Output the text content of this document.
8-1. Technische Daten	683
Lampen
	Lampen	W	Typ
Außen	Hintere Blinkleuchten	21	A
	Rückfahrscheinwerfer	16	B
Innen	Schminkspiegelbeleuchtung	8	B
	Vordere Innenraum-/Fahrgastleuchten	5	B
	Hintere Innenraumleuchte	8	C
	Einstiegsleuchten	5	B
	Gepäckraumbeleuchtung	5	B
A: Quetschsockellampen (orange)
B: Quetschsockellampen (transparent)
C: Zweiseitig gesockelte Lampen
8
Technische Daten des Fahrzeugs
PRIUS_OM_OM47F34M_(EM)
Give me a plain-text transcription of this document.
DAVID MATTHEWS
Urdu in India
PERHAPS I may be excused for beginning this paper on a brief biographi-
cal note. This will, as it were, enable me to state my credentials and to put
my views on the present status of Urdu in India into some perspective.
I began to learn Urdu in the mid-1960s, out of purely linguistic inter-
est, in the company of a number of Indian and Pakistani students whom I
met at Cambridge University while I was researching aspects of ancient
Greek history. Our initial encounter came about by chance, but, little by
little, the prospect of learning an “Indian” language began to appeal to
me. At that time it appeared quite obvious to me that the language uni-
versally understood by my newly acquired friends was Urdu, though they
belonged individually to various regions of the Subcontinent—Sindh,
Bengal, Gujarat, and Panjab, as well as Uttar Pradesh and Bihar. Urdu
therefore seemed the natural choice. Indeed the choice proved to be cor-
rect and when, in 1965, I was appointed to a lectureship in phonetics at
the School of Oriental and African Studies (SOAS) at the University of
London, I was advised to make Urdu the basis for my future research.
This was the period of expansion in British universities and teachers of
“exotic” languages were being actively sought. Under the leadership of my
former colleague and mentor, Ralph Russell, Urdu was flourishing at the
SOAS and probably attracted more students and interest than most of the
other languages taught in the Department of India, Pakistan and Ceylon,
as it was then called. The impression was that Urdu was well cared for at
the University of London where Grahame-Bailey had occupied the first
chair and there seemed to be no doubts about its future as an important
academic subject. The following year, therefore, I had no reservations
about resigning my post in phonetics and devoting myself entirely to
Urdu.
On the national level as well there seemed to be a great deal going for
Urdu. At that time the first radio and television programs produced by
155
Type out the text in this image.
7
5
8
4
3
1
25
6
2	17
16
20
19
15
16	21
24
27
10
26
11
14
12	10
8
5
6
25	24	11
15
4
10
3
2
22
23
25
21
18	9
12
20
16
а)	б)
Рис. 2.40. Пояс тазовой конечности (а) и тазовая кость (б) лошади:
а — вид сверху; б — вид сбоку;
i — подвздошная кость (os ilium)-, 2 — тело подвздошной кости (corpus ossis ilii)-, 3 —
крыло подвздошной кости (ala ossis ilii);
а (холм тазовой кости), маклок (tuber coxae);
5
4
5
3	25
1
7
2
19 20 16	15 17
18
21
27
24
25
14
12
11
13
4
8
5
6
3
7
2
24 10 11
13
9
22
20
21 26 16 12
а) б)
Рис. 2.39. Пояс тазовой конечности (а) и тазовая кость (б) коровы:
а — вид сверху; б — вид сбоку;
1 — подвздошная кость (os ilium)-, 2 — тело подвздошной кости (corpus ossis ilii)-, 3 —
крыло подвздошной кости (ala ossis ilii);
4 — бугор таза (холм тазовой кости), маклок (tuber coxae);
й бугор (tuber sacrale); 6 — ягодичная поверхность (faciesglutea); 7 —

▶ [YOUR TASK]:
From the listing above, collect every line that mentions the word "University".

▶ [ANSWER TO THIS EXERCISE]:
met at Cambridge University while I was researching aspects of ancient
the School of Oriental and African Studies (SOAS) at the University of
the University of London where Grahame-Bailey had occupied the first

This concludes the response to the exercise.